Given instruction: In the listing below, pick out lines with "considerazione".

Task material:

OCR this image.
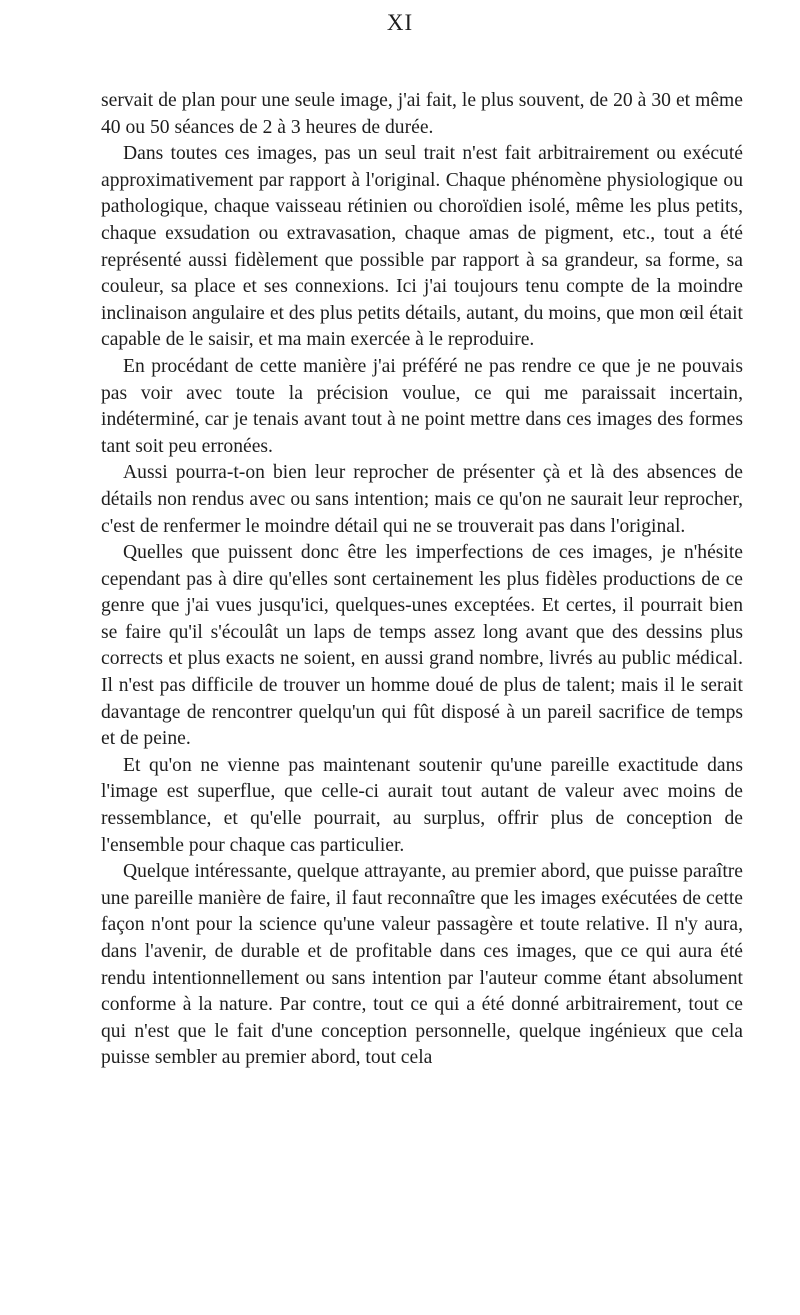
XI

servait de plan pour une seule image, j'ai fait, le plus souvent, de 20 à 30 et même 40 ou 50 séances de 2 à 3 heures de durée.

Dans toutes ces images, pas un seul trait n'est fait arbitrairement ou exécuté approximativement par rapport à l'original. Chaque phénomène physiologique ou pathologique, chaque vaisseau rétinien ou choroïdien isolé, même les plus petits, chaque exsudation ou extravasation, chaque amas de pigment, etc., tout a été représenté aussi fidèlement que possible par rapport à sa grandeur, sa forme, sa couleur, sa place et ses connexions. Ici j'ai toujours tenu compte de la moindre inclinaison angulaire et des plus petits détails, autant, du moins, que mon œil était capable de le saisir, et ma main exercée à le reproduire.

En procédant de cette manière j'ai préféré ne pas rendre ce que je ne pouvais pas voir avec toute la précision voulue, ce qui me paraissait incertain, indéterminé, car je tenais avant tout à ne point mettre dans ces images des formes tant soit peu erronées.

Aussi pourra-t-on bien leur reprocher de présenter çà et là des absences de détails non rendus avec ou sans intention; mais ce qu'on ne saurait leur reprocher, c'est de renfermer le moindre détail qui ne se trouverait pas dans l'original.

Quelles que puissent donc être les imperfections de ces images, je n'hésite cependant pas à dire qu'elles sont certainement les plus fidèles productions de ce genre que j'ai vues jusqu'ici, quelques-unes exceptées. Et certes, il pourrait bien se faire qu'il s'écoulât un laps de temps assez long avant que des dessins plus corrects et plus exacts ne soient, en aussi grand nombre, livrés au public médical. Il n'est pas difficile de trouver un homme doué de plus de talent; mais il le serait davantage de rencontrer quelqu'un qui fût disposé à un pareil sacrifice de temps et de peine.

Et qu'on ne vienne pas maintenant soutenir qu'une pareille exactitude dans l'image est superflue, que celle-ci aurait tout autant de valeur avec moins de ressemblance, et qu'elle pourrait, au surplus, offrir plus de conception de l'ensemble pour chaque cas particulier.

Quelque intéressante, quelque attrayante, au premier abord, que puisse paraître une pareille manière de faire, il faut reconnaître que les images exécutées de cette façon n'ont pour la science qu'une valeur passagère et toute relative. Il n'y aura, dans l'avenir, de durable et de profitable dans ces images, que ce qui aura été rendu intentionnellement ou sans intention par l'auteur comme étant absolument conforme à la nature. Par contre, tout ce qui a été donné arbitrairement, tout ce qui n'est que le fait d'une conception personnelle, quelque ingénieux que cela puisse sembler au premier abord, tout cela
==
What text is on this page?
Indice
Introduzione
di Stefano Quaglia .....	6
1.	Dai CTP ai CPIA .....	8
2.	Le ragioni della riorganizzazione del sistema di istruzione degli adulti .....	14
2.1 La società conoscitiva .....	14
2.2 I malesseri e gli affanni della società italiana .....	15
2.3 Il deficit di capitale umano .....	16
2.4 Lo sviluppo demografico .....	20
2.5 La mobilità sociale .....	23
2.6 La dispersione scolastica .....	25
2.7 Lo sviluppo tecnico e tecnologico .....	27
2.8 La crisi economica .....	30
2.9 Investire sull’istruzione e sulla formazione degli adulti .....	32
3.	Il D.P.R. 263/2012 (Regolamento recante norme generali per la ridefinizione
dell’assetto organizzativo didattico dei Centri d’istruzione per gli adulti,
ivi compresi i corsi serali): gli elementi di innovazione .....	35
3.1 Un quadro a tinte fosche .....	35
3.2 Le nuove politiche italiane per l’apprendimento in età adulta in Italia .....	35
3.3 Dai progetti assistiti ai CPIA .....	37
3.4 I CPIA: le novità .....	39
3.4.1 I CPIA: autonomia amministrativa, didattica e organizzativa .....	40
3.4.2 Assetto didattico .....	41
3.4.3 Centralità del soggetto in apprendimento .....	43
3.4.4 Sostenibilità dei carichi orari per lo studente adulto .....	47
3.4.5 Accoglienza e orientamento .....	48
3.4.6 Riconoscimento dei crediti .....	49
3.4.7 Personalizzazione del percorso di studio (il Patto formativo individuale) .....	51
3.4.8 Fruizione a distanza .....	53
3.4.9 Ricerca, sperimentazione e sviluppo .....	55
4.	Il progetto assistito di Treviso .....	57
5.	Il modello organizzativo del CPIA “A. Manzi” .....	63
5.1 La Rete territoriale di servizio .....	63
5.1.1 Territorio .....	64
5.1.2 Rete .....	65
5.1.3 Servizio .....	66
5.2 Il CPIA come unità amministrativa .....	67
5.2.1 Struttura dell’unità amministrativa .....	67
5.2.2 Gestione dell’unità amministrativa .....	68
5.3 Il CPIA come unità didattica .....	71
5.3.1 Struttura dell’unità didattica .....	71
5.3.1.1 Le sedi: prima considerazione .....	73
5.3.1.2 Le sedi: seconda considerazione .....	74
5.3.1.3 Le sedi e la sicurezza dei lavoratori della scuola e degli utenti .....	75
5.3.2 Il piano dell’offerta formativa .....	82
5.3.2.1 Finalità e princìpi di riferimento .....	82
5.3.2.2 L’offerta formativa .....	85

Output of the exercise:
5.3.1.1 Le sedi: prima considerazione .....	73
5.3.1.2 Le sedi: seconda considerazione .....	74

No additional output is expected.